Two-colour (also called bicolour, Irish spotting, or flashy) coats such as gold and white, liver and white, tan and white, black and white: Usually sharply contrasting colours, usually with the darker colour on most of the body and lighter colour underneath and in highlights such as the eyebrows, although sometimes one colour is in patches, ticks, or other types of markings. Some breeds have special names for the colour combinations; for example, Cavalier King Charles Spaniel uses Blenheim for reddish brown (chestnut) and white. Irish Spotted or flashy pattern is symmetrical and includes a white chest, white band around the neck, white belly, and white feet or "boots." This pattern is commonly seen in herding dogs, and Boxers, among others.
Tricolour: Three clearly defined colours, usually either black or red on the dog's upper parts, white underneath, with a tan border between and tan highlights; for example, the Smooth Collie or the Sheltie. Tricolour can also refer to a dog whose coat is patched, usually two colours (such as black and tan) on a white background.

▸ **Data section**
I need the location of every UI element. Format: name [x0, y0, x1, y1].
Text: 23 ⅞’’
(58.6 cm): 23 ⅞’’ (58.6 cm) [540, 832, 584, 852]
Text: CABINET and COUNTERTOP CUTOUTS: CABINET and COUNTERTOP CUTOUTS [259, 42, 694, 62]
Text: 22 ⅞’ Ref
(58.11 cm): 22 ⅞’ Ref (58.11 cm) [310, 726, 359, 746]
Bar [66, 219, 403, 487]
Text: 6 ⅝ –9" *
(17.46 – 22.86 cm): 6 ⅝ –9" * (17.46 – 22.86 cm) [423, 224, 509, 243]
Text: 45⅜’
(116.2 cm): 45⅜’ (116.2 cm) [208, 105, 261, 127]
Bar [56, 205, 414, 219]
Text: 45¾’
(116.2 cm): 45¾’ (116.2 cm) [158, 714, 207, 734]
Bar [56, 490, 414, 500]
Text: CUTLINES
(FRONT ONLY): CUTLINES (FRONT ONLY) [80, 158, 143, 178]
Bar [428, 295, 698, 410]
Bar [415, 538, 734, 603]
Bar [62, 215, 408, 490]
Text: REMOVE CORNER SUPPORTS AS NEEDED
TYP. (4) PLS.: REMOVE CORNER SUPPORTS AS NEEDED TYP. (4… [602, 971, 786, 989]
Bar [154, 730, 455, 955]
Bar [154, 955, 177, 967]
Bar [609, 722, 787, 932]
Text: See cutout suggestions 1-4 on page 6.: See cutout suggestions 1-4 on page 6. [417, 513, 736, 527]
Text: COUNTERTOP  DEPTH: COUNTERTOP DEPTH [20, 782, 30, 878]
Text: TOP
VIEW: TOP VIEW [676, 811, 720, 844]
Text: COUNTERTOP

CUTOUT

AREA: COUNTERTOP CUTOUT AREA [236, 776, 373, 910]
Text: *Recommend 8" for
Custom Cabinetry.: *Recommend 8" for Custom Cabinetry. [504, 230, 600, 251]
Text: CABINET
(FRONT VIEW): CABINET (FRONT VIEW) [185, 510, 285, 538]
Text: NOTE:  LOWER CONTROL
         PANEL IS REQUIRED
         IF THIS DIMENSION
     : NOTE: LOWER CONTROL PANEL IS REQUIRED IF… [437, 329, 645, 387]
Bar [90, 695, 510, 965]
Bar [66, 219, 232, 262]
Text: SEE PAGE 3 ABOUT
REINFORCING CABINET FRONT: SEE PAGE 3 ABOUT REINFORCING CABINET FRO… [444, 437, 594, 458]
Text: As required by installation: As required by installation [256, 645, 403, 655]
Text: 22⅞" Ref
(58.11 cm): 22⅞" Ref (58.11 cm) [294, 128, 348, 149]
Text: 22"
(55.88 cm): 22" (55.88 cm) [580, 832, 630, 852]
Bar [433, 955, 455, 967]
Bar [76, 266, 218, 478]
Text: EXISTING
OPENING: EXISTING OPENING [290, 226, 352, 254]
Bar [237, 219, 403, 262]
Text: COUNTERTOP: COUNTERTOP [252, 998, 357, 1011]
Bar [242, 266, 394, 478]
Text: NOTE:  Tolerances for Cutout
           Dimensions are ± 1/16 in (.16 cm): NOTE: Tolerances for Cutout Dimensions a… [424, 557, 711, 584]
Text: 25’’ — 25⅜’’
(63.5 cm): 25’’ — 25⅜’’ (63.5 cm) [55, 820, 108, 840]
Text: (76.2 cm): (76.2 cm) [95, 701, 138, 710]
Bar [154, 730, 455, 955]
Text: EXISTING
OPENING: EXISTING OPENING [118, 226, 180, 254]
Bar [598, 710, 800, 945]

▸ **Problems to work on**
#1 Please duplicate the passage on dog coat colors, everything from "Tricolour: Three clearly" down to "a white background.".
#2 In the passage on dog coat colors, what name does the Cavalier King Charles Spaniel use for reddish brown and white?

▸ **Answers for the exercise**
#1
Tricolour: Three clearly defined colours, usually either black or red on the dog's upper parts, white underneath, with a tan border between and tan highlights; for example, the Smooth Collie or the Sheltie. Tricolour can also refer to a dog whose coat is patched, usually two colours (such as black and tan) on a white background.

#2 Blenheim